- The task: Single out each line with the word "diisopropoxytitanium" and copy it.
#### Records for processing ####
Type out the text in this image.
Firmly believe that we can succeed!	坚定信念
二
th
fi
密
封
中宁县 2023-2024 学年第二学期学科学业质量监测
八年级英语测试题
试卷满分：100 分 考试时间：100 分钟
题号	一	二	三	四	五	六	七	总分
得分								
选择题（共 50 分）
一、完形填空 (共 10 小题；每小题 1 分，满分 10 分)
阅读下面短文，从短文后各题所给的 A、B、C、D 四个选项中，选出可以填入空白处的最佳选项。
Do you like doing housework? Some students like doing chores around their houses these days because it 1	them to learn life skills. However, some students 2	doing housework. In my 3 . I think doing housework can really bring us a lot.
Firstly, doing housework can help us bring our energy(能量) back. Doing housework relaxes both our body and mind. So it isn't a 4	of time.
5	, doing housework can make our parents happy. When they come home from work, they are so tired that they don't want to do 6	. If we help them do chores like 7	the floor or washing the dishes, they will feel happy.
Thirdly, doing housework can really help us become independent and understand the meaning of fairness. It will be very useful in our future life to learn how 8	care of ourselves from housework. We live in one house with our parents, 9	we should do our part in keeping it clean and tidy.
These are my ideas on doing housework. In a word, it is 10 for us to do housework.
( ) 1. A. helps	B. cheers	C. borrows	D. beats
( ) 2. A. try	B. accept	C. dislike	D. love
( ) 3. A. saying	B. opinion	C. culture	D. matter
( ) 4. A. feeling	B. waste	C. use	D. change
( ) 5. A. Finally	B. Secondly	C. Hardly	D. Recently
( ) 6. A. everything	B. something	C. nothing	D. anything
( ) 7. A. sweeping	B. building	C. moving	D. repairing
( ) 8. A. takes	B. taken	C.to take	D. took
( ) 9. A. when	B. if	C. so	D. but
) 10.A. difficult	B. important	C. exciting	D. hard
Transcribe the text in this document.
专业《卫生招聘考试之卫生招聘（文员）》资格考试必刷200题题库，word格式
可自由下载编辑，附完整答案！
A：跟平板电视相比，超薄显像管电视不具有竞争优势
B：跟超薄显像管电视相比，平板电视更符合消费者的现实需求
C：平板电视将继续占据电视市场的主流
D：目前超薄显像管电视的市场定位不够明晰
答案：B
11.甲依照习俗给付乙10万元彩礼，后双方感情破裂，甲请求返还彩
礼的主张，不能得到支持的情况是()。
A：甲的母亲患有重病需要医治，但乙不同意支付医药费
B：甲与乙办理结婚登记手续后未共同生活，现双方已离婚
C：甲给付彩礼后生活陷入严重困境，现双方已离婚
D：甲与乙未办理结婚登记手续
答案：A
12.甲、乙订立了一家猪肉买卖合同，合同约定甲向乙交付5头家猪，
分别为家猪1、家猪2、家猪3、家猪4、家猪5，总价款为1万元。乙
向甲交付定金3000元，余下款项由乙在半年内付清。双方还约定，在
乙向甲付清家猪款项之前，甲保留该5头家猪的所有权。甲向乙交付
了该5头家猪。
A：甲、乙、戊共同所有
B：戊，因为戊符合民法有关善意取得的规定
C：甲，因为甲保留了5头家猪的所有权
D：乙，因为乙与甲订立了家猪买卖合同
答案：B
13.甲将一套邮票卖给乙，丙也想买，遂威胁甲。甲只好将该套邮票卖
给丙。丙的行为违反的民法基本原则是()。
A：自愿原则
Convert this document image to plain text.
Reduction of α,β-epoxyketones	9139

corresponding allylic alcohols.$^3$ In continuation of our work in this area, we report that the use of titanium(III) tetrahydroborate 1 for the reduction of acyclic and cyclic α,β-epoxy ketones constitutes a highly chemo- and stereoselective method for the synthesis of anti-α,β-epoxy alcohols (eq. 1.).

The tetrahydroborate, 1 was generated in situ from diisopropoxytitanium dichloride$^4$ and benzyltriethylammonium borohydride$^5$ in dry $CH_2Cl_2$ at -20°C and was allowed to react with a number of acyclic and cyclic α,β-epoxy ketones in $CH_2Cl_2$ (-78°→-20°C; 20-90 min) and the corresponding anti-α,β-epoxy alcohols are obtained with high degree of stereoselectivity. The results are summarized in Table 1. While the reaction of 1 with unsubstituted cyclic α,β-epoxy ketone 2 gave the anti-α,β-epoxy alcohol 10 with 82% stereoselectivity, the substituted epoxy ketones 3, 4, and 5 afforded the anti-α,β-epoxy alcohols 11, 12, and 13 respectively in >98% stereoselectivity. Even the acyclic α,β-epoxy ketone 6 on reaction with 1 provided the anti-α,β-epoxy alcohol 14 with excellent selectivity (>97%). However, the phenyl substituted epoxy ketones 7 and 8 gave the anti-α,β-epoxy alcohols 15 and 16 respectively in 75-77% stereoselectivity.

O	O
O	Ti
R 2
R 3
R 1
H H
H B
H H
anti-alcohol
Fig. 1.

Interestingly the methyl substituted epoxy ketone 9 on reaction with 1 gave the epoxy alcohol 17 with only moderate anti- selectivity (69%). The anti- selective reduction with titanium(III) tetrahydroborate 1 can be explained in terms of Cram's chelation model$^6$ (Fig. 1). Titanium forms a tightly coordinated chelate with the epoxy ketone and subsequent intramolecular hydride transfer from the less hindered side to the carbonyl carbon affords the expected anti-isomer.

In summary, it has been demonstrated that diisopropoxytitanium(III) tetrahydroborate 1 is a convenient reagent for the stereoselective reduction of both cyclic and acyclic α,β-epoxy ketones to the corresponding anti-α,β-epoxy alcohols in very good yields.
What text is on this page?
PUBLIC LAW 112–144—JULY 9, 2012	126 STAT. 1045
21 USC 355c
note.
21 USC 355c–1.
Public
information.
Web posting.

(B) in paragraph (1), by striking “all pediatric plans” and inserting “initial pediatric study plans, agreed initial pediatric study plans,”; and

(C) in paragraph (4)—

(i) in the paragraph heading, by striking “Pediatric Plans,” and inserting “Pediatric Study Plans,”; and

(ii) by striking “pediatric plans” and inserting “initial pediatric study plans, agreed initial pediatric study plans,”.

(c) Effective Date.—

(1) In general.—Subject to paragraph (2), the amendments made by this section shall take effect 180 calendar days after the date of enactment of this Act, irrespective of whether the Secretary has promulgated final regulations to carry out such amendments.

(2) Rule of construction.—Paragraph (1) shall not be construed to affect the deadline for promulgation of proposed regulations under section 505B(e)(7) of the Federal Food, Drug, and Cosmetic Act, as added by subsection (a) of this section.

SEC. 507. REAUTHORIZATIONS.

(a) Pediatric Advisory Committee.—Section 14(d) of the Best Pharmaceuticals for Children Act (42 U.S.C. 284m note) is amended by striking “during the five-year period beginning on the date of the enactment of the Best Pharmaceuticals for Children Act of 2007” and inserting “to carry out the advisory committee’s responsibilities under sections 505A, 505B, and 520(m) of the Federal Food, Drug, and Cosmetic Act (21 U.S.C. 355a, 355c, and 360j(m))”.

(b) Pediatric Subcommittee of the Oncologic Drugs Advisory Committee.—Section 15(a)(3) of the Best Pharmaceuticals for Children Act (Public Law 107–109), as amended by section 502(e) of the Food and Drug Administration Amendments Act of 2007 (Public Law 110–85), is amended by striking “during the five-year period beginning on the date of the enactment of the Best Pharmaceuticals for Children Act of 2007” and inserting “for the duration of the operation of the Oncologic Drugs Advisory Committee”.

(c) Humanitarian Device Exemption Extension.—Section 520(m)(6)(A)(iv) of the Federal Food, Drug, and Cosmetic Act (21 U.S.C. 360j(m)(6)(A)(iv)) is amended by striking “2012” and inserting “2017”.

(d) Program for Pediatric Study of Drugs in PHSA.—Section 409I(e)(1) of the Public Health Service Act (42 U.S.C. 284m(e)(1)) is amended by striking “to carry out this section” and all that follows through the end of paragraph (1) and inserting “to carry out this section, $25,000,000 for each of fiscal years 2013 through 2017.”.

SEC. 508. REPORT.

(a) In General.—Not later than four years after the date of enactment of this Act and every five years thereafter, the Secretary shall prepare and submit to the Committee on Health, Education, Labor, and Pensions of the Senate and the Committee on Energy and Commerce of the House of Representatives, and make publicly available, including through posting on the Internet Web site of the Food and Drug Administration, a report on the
####
- Task answer:
The tetrahydroborate, 1 was generated in situ from diisopropoxytitanium dichloride$^4$ and benzyltriethylammonium borohydride$^5$ in dry $CH_2Cl_2$ at -20°C and was allowed to react with a number of acyclic and cyclic α,β-epoxy ketones in $CH_2Cl_2$ (-78°→-20°C; 20-90 min) and the corresponding anti-α,β-epoxy alcohols are obtained with high degree of stereoselectivity. The results are summarized in Table 1. While the reaction of 1 with unsubstituted cyclic α,β-epoxy ketone 2 gave the anti-α,β-epoxy alcohol 10 with 82% stereoselectivity, the substituted epoxy ketones 3, 4, and 5 afforded the anti-α,β-epoxy alcohols 11, 12, and 13 respectively in >98% stereoselectivity. Even the acyclic α,β-epoxy ketone 6 on reaction with 1 provided the anti-α,β-epoxy alcohol 14 with excellent selectivity (>97%). However, the phenyl substituted epoxy ketones 7 and 8 gave the anti-α,β-epoxy alcohols 15 and 16 respectively in 75-77% stereoselectivity.
In summary, it has been demonstrated that diisopropoxytitanium(III) tetrahydroborate 1 is a convenient reagent for the stereoselective reduction of both cyclic and acyclic α,β-epoxy ketones to the corresponding anti-α,β-epoxy alcohols in very good yields.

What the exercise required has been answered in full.